-- Records start --

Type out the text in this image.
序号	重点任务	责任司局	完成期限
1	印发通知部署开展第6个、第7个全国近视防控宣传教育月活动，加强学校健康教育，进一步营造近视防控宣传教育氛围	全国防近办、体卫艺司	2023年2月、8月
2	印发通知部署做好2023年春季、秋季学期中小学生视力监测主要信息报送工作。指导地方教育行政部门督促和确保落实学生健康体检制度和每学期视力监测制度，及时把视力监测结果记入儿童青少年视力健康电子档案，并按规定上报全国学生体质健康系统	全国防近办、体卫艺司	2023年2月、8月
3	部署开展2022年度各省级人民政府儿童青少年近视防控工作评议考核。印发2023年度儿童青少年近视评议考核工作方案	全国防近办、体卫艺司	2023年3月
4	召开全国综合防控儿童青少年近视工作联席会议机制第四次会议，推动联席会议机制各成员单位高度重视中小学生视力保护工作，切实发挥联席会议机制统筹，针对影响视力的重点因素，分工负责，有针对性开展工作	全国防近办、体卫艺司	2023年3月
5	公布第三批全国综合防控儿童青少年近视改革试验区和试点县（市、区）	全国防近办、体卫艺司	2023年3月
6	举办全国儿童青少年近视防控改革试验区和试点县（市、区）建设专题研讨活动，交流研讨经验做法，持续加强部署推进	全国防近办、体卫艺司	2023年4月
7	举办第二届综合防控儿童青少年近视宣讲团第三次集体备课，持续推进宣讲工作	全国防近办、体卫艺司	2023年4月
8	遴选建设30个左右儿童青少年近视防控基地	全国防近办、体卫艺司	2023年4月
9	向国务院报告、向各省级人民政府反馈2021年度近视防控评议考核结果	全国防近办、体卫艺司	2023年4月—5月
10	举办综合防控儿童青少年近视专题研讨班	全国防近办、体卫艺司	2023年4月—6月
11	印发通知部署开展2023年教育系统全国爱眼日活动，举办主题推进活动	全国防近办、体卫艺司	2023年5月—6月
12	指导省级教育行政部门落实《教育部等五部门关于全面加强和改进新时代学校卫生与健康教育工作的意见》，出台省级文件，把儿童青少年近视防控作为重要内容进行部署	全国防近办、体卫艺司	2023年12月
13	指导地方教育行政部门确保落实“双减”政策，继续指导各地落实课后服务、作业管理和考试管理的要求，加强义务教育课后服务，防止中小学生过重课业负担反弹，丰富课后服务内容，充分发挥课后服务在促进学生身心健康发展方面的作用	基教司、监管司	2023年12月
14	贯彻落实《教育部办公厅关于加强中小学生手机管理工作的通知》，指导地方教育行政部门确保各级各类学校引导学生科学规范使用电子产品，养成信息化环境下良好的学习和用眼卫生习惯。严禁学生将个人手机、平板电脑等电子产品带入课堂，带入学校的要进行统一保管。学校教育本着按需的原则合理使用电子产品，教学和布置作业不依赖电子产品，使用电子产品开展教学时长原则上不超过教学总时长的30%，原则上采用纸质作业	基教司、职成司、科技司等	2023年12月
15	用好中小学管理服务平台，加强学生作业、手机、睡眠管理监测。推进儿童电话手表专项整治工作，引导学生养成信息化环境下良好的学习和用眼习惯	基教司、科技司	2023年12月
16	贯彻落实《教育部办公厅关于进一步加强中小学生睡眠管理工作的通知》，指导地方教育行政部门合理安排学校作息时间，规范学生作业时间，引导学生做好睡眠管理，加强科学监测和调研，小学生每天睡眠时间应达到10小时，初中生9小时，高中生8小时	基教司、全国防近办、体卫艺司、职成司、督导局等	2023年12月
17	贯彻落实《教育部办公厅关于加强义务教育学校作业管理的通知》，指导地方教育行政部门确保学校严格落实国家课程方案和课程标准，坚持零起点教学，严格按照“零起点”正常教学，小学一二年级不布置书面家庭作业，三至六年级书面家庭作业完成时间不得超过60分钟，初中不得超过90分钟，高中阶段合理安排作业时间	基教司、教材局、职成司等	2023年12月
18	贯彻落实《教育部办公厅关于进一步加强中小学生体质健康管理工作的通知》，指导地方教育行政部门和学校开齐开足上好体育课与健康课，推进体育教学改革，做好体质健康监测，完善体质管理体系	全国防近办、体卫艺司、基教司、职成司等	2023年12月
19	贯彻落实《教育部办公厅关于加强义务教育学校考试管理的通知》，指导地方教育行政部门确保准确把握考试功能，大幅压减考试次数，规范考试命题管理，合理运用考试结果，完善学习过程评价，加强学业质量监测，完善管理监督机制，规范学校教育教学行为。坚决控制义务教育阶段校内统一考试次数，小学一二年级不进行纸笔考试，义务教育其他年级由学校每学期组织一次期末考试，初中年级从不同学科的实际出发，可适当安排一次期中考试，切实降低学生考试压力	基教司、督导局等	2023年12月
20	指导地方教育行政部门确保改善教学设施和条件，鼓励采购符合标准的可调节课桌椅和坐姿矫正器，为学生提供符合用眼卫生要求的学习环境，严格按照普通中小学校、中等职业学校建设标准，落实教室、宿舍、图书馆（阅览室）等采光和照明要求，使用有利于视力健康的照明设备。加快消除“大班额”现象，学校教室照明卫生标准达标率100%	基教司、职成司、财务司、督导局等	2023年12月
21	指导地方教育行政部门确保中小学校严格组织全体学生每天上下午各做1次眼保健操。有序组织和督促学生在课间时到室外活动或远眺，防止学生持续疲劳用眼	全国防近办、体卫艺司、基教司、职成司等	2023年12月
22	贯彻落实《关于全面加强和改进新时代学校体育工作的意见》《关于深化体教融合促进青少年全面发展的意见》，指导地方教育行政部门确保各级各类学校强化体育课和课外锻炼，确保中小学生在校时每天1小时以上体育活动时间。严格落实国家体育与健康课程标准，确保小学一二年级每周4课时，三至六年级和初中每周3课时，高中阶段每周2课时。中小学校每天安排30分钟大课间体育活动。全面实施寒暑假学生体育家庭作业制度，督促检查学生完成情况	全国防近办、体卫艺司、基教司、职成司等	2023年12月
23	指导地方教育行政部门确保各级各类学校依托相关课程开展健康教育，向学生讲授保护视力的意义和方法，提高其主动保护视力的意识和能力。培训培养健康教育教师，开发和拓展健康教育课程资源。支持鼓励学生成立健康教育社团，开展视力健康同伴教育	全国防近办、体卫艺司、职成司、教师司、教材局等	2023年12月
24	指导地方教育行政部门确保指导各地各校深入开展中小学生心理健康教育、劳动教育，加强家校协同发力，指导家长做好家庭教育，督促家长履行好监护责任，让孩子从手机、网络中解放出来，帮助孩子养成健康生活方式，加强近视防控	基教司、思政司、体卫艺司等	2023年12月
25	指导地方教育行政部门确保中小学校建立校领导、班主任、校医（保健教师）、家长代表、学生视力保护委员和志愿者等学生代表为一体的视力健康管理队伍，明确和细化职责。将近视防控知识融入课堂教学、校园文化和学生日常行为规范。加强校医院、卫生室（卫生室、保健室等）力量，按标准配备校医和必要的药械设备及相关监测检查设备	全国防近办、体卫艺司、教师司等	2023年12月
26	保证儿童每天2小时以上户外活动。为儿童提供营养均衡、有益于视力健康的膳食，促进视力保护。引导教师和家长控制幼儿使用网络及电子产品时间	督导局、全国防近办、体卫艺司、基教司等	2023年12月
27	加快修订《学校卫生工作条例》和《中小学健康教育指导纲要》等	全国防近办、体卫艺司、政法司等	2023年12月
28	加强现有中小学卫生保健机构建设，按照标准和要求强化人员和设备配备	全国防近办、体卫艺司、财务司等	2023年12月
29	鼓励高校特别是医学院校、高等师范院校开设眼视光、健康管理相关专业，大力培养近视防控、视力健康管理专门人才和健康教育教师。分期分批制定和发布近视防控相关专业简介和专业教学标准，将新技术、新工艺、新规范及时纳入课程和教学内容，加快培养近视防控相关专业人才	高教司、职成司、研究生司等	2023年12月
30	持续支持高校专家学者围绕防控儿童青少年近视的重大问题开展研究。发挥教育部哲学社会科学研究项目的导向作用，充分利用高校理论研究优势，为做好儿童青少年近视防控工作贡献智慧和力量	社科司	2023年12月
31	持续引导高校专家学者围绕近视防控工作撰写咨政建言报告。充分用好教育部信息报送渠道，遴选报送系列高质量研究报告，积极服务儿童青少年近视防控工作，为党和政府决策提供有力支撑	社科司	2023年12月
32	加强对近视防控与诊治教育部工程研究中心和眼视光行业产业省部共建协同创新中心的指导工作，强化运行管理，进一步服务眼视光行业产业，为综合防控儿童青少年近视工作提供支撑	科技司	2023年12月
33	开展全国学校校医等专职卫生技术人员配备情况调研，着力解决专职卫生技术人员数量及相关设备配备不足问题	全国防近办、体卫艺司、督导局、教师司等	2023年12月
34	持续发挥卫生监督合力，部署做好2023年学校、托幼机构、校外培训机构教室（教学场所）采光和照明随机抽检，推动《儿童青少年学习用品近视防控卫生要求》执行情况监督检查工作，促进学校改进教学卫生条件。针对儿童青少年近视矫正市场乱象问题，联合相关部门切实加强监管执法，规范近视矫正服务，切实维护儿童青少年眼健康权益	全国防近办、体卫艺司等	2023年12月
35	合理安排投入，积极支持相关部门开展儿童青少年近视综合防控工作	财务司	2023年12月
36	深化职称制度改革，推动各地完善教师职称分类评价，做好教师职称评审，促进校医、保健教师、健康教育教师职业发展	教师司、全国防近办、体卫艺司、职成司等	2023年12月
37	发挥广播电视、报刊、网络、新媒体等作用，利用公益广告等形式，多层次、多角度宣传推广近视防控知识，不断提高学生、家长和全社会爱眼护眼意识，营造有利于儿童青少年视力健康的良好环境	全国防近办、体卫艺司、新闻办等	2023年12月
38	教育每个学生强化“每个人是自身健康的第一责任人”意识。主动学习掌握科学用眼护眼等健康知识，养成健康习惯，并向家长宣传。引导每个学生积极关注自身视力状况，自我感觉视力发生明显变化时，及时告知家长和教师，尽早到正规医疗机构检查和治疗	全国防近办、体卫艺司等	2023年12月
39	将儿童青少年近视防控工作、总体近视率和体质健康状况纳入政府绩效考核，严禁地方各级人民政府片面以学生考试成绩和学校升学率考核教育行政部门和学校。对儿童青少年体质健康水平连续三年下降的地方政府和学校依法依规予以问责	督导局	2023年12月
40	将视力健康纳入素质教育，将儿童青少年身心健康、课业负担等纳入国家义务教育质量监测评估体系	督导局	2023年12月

-- Records end --

> _Directive_
In the listing above, find the lines holding the word "保健教师" and copy them.

> _Task result_
25	指导地方教育行政部门确保中小学校建立校领导、班主任、校医（保健教师）、家长代表、学生视力保护委员和志愿者等学生代表为一体的视力健康管理队伍，明确和细化职责。将近视防控知识融入课堂教学、校园文化和学生日常行为规范。加强校医院、卫生室（卫生室、保健室等）力量，按标准配备校医和必要的药械设备及相关监测检查设备	全国防近办、体卫艺司、教师司等	2023年12月
36	深化职称制度改革，推动各地完善教师职称分类评价，做好教师职称评审，促进校医、保健教师、健康教育教师职业发展	教师司、全国防近办、体卫艺司、职成司等	2023年12月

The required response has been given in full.